• Job: Count every line of these entries that holds the word "Predicted", and reply with the number only.

Records from a collection:
------------------------------------------------
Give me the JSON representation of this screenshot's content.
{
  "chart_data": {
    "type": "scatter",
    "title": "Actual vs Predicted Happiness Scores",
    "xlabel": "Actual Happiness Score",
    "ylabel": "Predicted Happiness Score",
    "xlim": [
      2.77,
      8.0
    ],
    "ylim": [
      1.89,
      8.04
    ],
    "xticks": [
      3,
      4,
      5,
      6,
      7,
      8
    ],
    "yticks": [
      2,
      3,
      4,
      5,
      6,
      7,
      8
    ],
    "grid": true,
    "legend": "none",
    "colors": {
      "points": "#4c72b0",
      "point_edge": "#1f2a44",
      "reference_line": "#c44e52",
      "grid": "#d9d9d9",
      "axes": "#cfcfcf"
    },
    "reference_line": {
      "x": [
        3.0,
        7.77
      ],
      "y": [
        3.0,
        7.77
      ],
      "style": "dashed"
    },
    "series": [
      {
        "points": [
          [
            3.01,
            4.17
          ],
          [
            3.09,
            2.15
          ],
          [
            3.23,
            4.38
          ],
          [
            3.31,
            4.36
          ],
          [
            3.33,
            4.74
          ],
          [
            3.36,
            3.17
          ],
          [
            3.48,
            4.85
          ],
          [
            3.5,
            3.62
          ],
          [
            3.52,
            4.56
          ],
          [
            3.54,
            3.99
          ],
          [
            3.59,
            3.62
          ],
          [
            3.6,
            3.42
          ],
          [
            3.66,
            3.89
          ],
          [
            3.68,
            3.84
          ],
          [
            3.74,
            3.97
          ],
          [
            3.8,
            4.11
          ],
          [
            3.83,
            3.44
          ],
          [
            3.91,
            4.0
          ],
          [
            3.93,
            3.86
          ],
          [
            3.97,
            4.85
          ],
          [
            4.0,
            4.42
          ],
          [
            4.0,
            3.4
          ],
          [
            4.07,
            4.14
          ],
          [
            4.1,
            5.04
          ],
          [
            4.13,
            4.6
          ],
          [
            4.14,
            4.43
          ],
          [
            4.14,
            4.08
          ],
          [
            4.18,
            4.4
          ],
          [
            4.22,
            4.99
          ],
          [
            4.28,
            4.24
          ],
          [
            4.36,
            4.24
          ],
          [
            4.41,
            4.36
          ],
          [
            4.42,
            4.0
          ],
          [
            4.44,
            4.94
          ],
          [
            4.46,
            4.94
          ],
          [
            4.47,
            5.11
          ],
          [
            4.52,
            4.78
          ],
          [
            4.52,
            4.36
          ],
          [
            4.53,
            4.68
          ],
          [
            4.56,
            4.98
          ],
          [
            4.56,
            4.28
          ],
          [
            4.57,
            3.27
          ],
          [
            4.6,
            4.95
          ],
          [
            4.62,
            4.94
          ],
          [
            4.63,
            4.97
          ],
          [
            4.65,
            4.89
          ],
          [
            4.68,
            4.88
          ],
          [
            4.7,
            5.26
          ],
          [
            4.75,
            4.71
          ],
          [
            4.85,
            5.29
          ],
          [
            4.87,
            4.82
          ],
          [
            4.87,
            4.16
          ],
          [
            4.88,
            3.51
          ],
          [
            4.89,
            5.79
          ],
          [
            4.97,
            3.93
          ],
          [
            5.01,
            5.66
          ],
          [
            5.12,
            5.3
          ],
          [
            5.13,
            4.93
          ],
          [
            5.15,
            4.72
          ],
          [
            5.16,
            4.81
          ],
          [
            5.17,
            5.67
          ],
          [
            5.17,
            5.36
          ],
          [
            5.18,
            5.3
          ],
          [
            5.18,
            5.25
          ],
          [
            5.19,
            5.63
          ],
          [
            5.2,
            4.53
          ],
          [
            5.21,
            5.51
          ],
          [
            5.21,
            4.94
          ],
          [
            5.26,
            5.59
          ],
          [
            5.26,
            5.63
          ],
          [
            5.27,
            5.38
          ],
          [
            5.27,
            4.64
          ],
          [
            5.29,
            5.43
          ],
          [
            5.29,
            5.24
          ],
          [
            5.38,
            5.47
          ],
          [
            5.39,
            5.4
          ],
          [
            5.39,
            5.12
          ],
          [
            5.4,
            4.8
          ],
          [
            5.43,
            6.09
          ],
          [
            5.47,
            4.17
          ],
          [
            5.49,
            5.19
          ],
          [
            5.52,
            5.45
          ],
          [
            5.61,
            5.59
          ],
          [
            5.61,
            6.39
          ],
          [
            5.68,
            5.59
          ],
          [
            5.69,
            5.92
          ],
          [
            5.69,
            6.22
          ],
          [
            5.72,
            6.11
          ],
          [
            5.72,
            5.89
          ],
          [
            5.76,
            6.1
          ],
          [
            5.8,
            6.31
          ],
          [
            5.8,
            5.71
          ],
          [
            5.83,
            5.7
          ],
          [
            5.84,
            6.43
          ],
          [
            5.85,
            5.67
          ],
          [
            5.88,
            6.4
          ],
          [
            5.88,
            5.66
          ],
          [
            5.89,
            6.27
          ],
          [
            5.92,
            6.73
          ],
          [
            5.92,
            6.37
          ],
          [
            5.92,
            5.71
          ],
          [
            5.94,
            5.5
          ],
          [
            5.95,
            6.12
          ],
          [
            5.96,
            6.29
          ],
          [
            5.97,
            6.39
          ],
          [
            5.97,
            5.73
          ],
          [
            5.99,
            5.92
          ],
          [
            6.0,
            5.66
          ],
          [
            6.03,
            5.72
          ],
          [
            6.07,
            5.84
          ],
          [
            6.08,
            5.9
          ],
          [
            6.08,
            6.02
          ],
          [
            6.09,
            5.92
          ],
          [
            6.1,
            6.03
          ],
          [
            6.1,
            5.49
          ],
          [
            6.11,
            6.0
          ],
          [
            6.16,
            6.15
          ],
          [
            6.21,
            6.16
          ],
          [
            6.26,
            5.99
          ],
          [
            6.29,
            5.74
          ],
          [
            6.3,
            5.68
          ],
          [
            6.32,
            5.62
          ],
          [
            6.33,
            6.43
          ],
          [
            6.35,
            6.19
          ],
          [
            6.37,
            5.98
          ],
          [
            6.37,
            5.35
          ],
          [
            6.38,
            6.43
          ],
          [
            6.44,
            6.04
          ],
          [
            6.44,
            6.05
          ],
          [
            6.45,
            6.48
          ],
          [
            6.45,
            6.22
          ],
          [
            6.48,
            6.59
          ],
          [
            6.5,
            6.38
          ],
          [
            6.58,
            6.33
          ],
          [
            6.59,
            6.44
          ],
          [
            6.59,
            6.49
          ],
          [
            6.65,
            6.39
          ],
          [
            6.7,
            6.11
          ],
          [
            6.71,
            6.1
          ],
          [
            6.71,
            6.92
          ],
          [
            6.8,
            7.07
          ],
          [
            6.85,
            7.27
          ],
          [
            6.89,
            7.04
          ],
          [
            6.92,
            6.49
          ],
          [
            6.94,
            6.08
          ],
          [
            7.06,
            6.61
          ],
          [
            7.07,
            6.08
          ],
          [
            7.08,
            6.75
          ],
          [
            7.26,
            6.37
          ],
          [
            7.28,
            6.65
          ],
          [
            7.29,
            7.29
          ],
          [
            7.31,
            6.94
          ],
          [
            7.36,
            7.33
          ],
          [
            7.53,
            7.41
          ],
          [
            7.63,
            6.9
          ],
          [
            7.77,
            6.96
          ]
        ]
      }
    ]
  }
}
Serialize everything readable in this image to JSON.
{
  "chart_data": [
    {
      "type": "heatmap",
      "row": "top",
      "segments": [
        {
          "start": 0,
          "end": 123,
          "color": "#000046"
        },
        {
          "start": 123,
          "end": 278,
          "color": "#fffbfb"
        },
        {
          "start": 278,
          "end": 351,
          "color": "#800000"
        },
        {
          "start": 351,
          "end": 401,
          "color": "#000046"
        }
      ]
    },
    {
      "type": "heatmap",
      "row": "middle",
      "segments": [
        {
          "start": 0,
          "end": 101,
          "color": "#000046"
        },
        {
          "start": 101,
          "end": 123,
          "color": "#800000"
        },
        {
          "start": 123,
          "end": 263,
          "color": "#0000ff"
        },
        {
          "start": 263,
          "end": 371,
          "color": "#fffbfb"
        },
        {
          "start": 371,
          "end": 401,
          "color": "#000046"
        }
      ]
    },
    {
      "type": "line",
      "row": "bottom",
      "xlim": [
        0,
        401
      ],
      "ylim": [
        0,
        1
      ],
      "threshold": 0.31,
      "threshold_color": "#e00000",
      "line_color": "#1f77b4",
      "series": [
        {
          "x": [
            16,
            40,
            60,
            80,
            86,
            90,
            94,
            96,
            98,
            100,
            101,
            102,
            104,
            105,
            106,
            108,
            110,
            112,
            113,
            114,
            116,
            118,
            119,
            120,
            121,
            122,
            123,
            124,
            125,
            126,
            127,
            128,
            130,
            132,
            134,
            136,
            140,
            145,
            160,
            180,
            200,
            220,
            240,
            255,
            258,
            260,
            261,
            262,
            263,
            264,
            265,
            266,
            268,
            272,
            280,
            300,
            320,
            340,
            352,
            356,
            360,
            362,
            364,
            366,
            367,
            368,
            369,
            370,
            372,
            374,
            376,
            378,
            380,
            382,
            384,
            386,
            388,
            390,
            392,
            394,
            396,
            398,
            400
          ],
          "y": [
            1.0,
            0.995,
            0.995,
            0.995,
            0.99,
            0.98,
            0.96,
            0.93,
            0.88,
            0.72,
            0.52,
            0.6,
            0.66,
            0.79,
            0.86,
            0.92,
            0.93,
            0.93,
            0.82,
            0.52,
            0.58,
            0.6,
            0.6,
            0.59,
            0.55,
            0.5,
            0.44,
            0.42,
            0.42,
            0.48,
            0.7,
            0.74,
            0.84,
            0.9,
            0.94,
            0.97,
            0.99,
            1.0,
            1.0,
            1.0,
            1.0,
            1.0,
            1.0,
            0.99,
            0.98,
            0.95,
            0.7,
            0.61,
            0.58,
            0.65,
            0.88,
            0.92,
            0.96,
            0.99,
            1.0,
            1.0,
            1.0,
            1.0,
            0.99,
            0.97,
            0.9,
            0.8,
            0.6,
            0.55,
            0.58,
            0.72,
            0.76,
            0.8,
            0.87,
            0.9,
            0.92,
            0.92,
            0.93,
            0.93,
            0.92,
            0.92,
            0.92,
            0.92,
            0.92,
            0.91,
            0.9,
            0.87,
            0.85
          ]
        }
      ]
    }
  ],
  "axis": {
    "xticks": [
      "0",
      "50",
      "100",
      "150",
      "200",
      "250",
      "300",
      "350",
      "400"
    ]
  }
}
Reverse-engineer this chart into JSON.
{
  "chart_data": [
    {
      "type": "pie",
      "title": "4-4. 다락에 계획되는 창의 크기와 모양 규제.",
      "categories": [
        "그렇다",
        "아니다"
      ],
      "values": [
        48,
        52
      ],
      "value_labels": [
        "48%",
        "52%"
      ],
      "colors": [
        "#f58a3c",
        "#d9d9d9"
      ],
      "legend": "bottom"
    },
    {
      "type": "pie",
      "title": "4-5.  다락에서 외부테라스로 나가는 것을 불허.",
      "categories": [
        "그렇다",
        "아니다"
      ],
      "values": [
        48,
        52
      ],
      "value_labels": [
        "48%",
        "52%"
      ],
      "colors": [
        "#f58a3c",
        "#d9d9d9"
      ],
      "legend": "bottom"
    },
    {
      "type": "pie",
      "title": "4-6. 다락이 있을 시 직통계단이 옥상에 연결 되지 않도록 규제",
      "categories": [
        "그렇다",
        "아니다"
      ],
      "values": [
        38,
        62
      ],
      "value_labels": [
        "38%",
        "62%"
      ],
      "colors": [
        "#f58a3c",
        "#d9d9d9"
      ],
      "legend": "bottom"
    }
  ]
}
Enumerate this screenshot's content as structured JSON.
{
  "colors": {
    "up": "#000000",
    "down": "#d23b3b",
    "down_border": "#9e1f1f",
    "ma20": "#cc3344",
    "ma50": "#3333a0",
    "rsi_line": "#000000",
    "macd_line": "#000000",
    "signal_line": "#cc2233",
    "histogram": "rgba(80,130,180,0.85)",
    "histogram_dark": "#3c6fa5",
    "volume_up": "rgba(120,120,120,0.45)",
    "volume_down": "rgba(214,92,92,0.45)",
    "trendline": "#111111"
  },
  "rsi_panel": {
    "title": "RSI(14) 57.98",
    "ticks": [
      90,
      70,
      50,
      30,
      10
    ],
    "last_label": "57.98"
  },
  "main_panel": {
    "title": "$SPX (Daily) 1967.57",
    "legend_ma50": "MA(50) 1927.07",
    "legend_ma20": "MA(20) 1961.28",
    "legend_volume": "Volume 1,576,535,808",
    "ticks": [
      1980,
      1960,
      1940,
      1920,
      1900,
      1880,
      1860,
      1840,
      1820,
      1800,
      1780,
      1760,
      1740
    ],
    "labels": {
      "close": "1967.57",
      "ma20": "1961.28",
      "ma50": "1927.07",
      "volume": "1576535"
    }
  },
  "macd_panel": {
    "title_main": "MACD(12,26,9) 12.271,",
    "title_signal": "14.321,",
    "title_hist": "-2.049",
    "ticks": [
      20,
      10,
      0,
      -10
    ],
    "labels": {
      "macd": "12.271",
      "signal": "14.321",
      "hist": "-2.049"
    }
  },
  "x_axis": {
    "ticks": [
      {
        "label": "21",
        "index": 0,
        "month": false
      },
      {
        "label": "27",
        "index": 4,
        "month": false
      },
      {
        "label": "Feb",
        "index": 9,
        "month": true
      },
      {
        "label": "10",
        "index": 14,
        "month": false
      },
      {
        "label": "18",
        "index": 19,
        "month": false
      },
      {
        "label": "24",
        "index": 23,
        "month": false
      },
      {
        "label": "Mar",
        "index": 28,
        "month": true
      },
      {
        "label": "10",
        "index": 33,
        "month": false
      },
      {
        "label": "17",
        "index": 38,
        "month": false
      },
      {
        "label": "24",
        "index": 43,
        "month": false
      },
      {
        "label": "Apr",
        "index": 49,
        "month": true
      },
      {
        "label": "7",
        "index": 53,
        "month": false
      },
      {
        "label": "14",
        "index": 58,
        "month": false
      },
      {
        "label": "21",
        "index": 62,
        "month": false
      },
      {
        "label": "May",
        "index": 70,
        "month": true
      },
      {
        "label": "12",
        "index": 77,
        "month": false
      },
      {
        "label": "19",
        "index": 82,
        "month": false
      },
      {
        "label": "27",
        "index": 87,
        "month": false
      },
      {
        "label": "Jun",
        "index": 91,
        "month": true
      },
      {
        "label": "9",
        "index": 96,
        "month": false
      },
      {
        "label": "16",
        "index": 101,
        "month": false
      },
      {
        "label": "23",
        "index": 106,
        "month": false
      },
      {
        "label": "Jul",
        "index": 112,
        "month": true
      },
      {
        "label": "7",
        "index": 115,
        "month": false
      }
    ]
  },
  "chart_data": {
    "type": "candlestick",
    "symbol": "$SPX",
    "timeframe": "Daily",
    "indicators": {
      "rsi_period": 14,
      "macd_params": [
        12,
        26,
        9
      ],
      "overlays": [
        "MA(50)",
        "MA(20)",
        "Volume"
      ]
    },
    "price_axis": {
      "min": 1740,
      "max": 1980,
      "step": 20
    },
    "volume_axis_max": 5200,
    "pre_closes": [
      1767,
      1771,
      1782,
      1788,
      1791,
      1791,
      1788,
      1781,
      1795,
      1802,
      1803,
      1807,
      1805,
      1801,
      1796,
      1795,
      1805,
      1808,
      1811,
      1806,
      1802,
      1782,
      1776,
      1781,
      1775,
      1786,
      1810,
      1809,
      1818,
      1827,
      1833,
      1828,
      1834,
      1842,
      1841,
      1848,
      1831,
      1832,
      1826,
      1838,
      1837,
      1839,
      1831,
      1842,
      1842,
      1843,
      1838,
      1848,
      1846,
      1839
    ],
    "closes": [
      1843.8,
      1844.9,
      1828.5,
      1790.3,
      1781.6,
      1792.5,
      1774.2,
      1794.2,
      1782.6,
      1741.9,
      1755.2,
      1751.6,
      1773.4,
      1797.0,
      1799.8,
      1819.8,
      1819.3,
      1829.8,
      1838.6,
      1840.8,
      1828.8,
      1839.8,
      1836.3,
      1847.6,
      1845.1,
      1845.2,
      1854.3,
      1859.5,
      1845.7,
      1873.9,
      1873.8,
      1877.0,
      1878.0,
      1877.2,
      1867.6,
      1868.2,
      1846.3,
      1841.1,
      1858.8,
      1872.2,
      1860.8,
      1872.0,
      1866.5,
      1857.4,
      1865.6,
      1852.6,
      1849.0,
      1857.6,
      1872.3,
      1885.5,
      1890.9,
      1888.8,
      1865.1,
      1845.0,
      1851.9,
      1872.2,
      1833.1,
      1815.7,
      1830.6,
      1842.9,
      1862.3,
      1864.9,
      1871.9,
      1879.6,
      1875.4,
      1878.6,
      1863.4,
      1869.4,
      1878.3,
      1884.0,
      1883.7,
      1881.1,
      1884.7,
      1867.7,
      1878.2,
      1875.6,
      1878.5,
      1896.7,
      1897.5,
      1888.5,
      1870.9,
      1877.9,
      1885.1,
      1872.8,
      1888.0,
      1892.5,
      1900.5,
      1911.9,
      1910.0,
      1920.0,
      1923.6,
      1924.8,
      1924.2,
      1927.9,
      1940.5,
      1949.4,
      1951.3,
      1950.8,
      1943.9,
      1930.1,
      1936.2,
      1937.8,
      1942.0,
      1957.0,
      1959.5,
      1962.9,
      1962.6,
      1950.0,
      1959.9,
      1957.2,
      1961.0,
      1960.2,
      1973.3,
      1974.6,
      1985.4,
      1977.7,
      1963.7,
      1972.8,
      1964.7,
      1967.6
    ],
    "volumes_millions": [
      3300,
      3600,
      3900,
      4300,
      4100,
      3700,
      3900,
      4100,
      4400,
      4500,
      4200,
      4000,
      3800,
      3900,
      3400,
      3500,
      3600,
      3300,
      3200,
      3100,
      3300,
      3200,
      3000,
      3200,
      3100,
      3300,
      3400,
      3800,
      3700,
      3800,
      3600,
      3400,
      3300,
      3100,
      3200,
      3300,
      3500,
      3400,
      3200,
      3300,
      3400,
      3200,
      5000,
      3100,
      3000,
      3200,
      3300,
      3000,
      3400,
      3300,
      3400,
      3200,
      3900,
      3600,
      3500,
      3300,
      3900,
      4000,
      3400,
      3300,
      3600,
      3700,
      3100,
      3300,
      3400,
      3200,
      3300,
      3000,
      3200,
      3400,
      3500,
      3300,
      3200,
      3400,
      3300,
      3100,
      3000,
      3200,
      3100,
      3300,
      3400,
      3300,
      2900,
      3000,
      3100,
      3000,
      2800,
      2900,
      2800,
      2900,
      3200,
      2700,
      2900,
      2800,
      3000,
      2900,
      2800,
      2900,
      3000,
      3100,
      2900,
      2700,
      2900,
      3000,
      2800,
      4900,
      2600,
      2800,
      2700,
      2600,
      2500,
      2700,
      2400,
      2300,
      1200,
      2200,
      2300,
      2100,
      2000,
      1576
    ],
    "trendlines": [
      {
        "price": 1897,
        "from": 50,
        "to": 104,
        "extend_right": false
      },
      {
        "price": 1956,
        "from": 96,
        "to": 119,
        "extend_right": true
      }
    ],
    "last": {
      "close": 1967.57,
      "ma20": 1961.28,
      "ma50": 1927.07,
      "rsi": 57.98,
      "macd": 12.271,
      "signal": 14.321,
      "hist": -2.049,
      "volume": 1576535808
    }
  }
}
------------------------------------------------
• Solution for this task: 2